[Extracts from a graphics dataset]
........
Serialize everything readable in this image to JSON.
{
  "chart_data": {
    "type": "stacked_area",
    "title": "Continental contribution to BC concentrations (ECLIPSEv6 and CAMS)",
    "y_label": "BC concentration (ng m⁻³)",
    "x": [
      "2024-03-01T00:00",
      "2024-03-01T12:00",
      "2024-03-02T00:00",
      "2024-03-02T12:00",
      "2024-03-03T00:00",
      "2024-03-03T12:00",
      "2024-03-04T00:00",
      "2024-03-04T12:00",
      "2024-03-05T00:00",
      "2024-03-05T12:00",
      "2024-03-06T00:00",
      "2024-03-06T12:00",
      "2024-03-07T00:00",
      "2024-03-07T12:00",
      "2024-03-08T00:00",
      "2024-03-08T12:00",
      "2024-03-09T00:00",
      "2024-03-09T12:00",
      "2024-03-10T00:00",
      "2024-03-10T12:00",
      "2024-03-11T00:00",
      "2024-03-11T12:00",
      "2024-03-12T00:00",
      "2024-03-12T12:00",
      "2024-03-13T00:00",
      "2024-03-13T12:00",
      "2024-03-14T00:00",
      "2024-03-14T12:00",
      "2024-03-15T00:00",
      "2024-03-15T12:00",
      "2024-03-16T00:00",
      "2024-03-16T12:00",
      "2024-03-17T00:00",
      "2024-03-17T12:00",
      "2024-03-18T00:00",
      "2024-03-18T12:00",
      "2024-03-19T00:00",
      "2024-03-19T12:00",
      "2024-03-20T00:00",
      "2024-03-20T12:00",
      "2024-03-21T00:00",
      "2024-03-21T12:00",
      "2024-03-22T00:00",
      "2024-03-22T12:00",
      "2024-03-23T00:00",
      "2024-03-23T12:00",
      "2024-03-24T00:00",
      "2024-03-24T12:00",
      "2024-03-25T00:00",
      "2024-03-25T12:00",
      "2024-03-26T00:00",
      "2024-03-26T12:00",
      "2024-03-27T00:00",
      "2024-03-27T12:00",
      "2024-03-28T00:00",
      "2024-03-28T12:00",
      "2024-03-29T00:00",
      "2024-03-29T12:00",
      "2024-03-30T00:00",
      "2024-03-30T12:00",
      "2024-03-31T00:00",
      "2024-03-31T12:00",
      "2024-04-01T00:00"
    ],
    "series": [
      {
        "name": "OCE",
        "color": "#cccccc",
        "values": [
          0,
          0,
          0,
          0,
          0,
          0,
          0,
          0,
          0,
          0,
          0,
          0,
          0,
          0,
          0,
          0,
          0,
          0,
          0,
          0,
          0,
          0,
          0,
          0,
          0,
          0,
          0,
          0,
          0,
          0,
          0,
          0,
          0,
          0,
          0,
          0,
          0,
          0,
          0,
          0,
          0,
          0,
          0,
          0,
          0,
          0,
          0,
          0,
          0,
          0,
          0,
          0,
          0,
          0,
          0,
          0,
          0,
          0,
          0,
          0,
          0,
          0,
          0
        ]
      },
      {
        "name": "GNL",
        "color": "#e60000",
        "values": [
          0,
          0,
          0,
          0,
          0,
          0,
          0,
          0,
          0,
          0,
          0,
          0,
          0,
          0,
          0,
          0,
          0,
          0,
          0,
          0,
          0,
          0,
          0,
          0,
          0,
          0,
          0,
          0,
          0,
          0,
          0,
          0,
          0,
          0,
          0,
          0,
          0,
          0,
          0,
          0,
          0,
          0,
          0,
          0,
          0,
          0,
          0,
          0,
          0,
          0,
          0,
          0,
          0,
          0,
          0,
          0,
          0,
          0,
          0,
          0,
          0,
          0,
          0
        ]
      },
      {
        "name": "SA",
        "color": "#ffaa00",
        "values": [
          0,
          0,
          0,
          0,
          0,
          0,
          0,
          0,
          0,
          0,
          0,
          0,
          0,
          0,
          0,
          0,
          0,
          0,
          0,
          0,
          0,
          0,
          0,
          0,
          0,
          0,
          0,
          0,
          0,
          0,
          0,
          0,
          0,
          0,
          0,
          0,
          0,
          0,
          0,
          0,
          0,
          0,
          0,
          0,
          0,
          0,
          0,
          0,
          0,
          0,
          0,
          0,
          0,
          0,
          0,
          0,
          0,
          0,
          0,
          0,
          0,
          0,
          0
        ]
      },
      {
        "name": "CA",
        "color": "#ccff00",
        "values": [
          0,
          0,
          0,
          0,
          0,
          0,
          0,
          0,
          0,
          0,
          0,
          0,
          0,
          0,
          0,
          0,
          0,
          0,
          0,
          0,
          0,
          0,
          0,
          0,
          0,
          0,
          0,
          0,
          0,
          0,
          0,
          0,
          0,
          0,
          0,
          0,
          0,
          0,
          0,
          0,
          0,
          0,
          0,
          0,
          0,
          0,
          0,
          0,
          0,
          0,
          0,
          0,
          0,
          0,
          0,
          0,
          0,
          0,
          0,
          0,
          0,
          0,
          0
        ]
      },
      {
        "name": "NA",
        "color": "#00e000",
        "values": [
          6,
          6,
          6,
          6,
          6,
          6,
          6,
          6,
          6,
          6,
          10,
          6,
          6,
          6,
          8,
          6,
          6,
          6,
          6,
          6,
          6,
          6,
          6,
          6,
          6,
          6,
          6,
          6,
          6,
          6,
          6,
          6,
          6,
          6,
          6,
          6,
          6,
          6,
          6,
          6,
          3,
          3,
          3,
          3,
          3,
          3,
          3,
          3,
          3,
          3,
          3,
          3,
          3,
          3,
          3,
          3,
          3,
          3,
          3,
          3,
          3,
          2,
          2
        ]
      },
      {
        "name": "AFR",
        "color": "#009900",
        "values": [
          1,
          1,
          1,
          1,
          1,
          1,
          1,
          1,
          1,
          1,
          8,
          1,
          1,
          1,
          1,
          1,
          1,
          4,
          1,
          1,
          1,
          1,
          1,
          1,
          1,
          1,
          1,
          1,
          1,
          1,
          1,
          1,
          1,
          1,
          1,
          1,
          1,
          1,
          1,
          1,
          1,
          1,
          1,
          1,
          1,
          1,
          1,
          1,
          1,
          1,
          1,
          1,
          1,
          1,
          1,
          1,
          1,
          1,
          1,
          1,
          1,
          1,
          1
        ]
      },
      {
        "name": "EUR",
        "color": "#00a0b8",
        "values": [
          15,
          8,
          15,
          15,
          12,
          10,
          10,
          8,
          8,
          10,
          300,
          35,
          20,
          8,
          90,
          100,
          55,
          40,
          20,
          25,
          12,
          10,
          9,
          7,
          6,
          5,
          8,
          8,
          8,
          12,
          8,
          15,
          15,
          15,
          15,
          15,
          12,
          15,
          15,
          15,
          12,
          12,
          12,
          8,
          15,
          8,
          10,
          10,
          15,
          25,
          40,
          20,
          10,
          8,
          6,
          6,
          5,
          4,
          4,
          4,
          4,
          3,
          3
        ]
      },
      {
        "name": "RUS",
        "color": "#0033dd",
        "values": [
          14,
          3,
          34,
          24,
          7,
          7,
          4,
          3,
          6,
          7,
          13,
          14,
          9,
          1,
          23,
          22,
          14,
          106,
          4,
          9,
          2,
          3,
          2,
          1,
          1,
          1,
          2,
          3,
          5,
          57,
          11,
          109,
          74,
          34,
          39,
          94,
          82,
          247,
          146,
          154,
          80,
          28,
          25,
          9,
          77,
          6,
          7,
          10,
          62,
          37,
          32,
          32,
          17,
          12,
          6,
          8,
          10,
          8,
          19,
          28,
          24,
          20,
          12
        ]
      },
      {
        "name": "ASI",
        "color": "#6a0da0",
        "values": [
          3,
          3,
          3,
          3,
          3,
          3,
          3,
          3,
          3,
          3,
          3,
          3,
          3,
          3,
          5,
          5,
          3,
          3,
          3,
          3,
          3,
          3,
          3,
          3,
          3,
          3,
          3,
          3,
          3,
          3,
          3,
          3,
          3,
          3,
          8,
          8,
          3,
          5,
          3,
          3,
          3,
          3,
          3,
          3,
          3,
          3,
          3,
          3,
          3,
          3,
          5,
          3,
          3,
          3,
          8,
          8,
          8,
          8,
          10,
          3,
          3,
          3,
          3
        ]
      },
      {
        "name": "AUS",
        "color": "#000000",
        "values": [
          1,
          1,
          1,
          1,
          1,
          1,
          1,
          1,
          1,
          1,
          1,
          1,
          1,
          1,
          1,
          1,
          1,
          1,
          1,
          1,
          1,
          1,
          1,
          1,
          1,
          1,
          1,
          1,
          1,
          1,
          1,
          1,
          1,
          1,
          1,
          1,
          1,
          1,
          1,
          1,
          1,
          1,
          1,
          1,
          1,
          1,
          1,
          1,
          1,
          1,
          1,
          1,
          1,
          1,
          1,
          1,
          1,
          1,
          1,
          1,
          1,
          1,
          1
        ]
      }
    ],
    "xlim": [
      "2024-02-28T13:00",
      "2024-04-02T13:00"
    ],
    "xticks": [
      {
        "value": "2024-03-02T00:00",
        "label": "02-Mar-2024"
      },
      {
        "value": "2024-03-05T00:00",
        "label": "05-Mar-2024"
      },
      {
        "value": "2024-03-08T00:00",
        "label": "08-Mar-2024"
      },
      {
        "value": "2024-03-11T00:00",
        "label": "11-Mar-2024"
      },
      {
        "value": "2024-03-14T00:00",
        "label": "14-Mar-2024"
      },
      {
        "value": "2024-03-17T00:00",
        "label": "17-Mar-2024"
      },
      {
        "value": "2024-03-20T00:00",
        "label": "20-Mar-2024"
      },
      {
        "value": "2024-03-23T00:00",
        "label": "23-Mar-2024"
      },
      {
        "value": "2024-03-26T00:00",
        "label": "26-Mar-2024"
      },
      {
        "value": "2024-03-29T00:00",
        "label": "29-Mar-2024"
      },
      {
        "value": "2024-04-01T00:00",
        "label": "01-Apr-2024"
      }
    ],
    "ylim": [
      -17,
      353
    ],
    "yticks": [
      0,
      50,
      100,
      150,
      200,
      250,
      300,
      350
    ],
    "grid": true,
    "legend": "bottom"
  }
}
........
Check each line above for the word "name" and copy the ones that have it.

Task solution:
        "name": "OCE",
        "name": "GNL",
        "name": "SA",
        "name": "CA",
        "name": "NA",
        "name": "AFR",
        "name": "EUR",
        "name": "RUS",
        "name": "ASI",
        "name": "AUS",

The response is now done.